■ **DATA**
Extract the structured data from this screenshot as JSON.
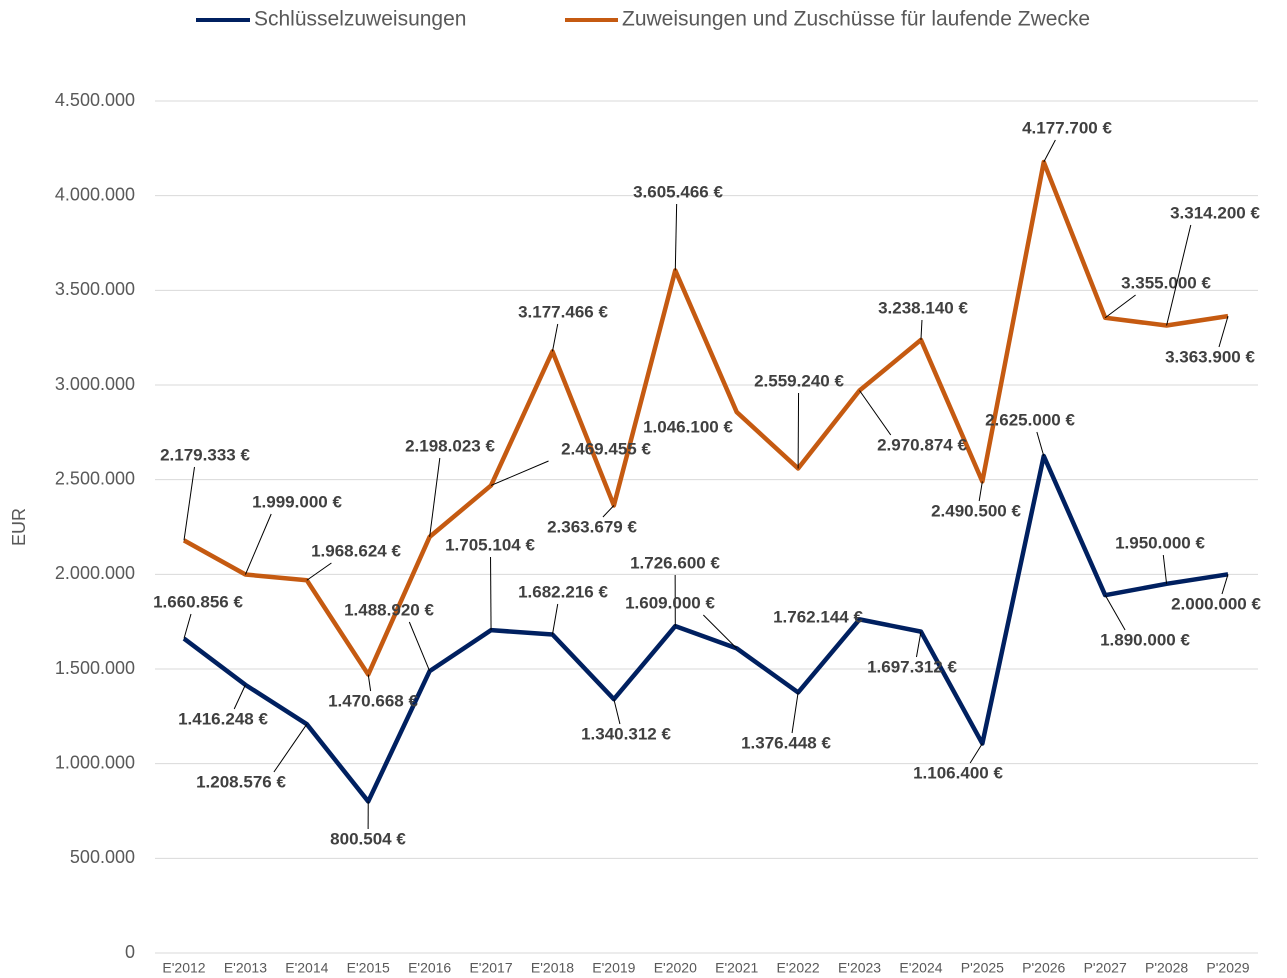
{
  "chart_data": {
    "type": "line",
    "y_label": "EUR",
    "categories": [
      "E'2012",
      "E'2013",
      "E'2014",
      "E'2015",
      "E'2016",
      "E'2017",
      "E'2018",
      "E'2019",
      "E'2020",
      "E'2021",
      "E'2022",
      "E'2023",
      "E'2024",
      "P'2025",
      "P'2026",
      "P'2027",
      "P'2028",
      "P'2029"
    ],
    "series": [
      {
        "name": "Schlüsselzuweisungen",
        "color": "#002060",
        "values": [
          1660856,
          1416248,
          1208576,
          800504,
          1488920,
          1705104,
          1682216,
          1340312,
          1726600,
          1609000,
          1376448,
          1762144,
          1697312,
          1106400,
          2625000,
          1890000,
          1950000,
          2000000
        ],
        "value_labels": [
          "1.660.856 €",
          "1.416.248 €",
          "1.208.576 €",
          "800.504 €",
          "1.488.920 €",
          "1.705.104 €",
          "1.682.216 €",
          "1.340.312 €",
          "1.726.600 €",
          "1.609.000 €",
          "1.376.448 €",
          "1.762.144 €",
          "1.697.312 €",
          "1.106.400 €",
          "2.625.000 €",
          "1.890.000 €",
          "1.950.000 €",
          "2.000.000 €"
        ]
      },
      {
        "name": "Zuweisungen und Zuschüsse für laufende Zwecke",
        "color": "#c55a11",
        "values": [
          2179333,
          1999000,
          1968624,
          1470668,
          2198023,
          2469455,
          3177466,
          2363679,
          3605466,
          2857000,
          2559240,
          2970874,
          3238140,
          2490500,
          4177700,
          3355000,
          3314200,
          3363900
        ],
        "value_labels": [
          "2.179.333 €",
          "1.999.000 €",
          "1.968.624 €",
          "1.470.668 €",
          "2.198.023 €",
          "2.469.455 €",
          "3.177.466 €",
          "2.363.679 €",
          "3.605.466 €",
          null,
          "2.559.240 €",
          "2.970.874 €",
          "3.238.140 €",
          "2.490.500 €",
          "4.177.700 €",
          "3.355.000 €",
          "3.314.200 €",
          "3.363.900 €"
        ]
      }
    ],
    "annotations": [
      "1.046.100 €"
    ],
    "ylim": [
      0,
      4500000
    ],
    "yticks": [
      0,
      {
        "value": 500000,
        "label": "500.000"
      },
      {
        "value": 1000000,
        "label": "1.000.000"
      },
      {
        "value": 1500000,
        "label": "1.500.000"
      },
      {
        "value": 2000000,
        "label": "2.000.000"
      },
      {
        "value": 2500000,
        "label": "2.500.000"
      },
      {
        "value": 3000000,
        "label": "3.000.000"
      },
      {
        "value": 3500000,
        "label": "3.500.000"
      },
      {
        "value": 4000000,
        "label": "4.000.000"
      },
      {
        "value": 4500000,
        "label": "4.500.000"
      }
    ],
    "grid": true,
    "legend": "top"
  }
}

■ **OBJECTIVE**
Omit every picture while copying the listing above exactly.

■ **SOLUTION**
Extract the structured data from this screenshot as JSON.
{
  "chart_data": {
    "type": "line",
    "y_label": "EUR",
    "categories": [
      "E'2012",
      "E'2013",
      "E'2014",
      "E'2015",
      "E'2016",
      "E'2017",
      "E'2018",
      "E'2019",
      "E'2020",
      "E'2021",
      "E'2022",
      "E'2023",
      "E'2024",
      "P'2025",
      "P'2026",
      "P'2027",
      "P'2028",
      "P'2029"
    ],
    "series": [
      {
        "name": "Schlüsselzuweisungen",
        "color": "#002060",
        "values": [
          1660856,
          1416248,
          1208576,
          800504,
          1488920,
          1705104,
          1682216,
          1340312,
          1726600,
          1609000,
          1376448,
          1762144,
          1697312,
          1106400,
          2625000,
          1890000,
          1950000,
          2000000
        ],
        "value_labels": [
          "1.660.856 €",
          "1.416.248 €",
          "1.208.576 €",
          "800.504 €",
          "1.488.920 €",
          "1.705.104 €",
          "1.682.216 €",
          "1.340.312 €",
          "1.726.600 €",
          "1.609.000 €",
          "1.376.448 €",
          "1.762.144 €",
          "1.697.312 €",
          "1.106.400 €",
          "2.625.000 €",
          "1.890.000 €",
          "1.950.000 €",
          "2.000.000 €"
        ]
      },
      {
        "name": "Zuweisungen und Zuschüsse für laufende Zwecke",
        "color": "#c55a11",
        "values": [
          2179333,
          1999000,
          1968624,
          1470668,
          2198023,
          2469455,
          3177466,
          2363679,
          3605466,
          2857000,
          2559240,
          2970874,
          3238140,
          2490500,
          4177700,
          3355000,
          3314200,
          3363900
        ],
        "value_labels": [
          "2.179.333 €",
          "1.999.000 €",
          "1.968.624 €",
          "1.470.668 €",
          "2.198.023 €",
          "2.469.455 €",
          "3.177.466 €",
          "2.363.679 €",
          "3.605.466 €",
          null,
          "2.559.240 €",
          "2.970.874 €",
          "3.238.140 €",
          "2.490.500 €",
          "4.177.700 €",
          "3.355.000 €",
          "3.314.200 €",
          "3.363.900 €"
        ]
      }
    ],
    "annotations": [
      "1.046.100 €"
    ],
    "ylim": [
      0,
      4500000
    ],
    "yticks": [
      0,
      {
        "value": 500000,
        "label": "500.000"
      },
      {
        "value": 1000000,
        "label": "1.000.000"
      },
      {
        "value": 1500000,
        "label": "1.500.000"
      },
      {
        "value": 2000000,
        "label": "2.000.000"
      },
      {
        "value": 2500000,
        "label": "2.500.000"
      },
      {
        "value": 3000000,
        "label": "3.000.000"
      },
      {
        "value": 3500000,
        "label": "3.500.000"
      },
      {
        "value": 4000000,
        "label": "4.000.000"
      },
      {
        "value": 4500000,
        "label": "4.500.000"
      }
    ],
    "grid": true,
    "legend": "top"
  }
}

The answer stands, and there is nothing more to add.